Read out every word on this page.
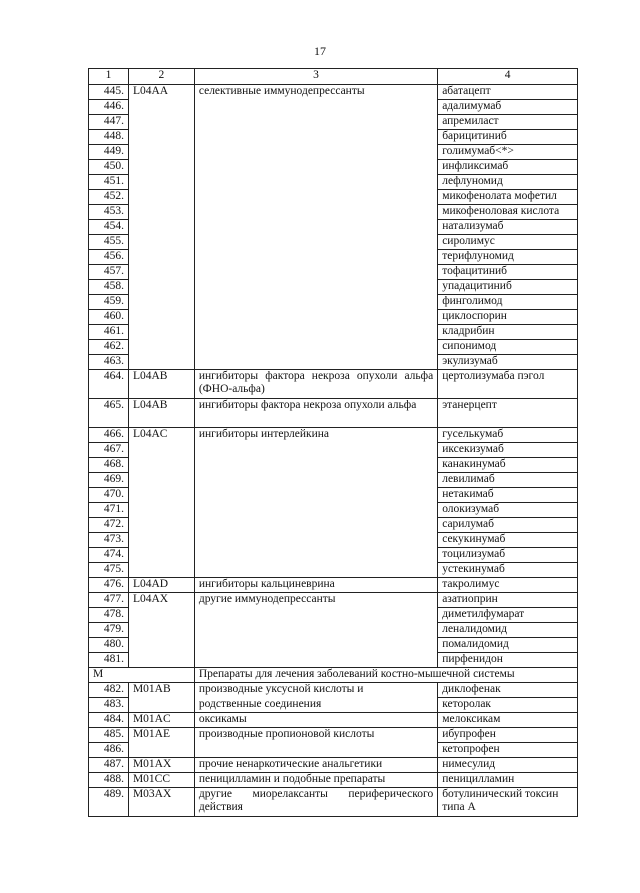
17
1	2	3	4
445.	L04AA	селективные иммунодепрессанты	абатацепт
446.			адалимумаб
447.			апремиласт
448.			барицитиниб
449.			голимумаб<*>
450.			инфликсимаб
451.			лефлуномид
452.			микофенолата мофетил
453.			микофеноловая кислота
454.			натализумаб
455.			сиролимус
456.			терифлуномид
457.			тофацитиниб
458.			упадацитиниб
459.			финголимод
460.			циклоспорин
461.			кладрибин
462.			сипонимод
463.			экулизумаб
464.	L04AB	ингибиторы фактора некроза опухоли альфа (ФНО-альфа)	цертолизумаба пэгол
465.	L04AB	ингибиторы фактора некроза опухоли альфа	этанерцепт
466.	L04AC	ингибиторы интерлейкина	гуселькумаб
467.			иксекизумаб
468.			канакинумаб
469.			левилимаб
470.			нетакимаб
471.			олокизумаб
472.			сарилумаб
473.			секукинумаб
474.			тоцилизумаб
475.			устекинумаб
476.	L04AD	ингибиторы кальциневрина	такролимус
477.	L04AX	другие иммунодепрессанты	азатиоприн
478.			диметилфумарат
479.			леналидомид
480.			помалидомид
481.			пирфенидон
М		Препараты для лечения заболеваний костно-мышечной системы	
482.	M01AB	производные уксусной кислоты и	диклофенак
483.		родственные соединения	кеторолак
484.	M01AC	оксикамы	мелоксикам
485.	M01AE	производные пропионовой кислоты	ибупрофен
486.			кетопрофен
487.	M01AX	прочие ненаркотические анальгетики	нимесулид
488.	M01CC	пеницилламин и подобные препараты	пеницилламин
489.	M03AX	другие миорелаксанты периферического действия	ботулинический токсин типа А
..........
BRIEF
Pull every line containing the word "кислоты" out of the material.

EXPECTED ANSWER
482.	M01AB	производные уксусной кислоты и	диклофенак
485.	M01AE	производные пропионовой кислоты	ибупрофен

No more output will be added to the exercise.